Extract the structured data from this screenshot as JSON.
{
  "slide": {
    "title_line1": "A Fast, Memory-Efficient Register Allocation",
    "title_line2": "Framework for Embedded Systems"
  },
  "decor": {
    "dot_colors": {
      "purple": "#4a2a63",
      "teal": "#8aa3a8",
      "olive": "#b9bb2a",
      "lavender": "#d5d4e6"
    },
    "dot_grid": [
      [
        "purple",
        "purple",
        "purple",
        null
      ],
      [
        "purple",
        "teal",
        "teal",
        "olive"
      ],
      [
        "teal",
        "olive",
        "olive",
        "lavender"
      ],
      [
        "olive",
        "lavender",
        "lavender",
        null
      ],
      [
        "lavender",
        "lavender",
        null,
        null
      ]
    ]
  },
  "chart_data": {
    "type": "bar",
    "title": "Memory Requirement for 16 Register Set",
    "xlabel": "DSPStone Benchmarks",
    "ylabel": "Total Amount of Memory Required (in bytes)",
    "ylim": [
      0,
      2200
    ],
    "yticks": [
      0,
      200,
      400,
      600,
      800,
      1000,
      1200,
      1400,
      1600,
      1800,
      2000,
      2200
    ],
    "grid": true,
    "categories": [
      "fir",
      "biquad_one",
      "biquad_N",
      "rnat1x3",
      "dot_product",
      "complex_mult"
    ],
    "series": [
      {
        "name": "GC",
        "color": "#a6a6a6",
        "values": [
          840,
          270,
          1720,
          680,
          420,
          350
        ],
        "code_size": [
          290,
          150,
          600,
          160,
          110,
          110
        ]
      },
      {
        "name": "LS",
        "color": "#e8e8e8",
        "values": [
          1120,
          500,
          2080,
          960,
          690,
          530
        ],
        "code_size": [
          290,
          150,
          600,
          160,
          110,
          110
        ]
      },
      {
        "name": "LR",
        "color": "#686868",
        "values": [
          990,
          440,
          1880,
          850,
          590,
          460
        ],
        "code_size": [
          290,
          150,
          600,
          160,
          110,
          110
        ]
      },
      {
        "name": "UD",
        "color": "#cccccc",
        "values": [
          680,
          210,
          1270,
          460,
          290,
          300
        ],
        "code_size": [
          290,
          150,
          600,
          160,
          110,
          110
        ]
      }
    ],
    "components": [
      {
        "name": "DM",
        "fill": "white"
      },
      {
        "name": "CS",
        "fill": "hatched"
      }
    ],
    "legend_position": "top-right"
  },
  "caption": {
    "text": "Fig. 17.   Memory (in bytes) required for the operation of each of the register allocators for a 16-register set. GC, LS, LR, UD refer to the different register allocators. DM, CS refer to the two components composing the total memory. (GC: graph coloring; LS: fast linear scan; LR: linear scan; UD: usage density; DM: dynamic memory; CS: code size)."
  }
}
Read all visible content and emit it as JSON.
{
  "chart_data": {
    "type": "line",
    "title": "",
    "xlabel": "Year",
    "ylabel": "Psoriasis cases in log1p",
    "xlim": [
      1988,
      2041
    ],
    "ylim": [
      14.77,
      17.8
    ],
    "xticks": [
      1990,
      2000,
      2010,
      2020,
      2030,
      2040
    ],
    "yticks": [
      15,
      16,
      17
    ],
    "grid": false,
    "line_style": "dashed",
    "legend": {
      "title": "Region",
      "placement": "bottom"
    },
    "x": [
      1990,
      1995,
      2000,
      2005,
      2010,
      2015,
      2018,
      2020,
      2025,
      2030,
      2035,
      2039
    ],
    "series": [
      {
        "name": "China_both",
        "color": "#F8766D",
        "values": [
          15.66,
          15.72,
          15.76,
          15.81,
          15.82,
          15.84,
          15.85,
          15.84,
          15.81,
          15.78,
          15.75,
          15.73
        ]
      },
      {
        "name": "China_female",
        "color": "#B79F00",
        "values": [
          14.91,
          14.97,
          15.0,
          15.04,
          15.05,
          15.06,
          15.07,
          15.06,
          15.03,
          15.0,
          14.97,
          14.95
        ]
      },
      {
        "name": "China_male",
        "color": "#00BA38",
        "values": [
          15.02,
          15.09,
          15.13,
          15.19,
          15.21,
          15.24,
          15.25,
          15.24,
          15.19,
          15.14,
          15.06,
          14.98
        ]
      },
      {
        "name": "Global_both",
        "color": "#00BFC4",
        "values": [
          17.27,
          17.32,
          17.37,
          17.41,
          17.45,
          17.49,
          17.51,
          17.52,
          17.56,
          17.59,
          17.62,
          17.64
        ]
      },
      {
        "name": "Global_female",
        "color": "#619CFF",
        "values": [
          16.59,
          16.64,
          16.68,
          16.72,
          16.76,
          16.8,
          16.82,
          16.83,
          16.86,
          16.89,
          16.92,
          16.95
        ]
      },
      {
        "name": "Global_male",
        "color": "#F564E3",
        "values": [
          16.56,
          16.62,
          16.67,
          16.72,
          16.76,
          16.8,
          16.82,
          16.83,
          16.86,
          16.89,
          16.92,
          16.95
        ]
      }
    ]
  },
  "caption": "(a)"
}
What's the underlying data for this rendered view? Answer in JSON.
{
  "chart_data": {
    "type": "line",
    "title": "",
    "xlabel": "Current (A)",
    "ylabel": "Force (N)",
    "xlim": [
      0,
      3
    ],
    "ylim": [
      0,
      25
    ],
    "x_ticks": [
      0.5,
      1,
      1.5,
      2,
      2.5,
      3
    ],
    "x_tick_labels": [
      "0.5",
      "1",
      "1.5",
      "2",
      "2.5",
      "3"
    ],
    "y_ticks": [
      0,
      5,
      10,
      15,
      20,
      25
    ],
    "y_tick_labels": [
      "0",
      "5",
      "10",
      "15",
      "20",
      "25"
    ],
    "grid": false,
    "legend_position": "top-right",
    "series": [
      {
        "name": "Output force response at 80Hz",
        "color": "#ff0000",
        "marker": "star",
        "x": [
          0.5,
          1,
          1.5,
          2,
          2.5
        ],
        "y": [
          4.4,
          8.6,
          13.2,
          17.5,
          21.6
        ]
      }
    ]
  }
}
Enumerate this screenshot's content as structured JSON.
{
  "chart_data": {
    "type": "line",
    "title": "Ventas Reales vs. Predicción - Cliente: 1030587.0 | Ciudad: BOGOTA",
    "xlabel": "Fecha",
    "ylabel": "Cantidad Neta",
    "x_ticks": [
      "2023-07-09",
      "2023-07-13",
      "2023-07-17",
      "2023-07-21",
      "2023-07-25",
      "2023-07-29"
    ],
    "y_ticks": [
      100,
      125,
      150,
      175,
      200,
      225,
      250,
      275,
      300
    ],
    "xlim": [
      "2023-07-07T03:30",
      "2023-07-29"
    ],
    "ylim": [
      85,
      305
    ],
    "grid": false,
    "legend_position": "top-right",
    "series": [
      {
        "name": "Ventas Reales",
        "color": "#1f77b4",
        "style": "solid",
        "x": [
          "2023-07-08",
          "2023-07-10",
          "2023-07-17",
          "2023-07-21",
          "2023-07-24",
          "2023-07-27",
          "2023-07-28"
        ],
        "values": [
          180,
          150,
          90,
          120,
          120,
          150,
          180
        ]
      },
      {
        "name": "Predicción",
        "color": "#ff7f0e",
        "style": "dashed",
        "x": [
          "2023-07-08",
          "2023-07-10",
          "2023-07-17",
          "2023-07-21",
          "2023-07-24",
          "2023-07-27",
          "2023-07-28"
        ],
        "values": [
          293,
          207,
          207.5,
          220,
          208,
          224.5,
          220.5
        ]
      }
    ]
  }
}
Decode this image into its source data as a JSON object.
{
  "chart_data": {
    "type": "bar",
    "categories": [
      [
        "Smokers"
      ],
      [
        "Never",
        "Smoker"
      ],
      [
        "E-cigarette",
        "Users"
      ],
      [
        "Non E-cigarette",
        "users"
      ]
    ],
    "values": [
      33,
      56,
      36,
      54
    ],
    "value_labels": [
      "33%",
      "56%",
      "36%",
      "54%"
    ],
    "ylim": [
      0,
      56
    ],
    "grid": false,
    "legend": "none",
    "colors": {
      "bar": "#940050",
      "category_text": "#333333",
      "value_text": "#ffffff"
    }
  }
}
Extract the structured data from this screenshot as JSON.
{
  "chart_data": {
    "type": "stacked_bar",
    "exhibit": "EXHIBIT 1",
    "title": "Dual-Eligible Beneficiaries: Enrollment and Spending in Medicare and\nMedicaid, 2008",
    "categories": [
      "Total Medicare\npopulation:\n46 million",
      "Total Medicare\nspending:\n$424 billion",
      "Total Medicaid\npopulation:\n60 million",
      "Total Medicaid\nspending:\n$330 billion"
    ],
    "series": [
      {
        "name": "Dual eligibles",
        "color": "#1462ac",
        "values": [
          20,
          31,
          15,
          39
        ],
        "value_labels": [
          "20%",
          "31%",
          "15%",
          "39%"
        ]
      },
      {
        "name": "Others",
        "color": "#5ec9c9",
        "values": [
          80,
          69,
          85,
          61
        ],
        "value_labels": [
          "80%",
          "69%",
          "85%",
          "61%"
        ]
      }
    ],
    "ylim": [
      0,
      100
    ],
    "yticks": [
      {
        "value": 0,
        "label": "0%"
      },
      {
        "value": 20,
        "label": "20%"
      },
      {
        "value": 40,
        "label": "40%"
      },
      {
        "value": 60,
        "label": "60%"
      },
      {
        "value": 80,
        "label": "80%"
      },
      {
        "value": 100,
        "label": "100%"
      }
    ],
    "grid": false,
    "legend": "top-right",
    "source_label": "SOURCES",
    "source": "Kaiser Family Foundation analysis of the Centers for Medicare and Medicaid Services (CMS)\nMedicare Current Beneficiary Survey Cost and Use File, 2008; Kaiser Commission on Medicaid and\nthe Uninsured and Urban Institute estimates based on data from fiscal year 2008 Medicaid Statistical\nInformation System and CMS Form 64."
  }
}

**Job:**
Find all lines holding the string "this" and copy them.

**Final answer:**
Extract the structured data from this screenshot as JSON.
What's the underlying data for this rendered view? Answer in JSON.
Enumerate this screenshot's content as structured JSON.
Decode this image into its source data as a JSON object.
Extract the structured data from this screenshot as JSON.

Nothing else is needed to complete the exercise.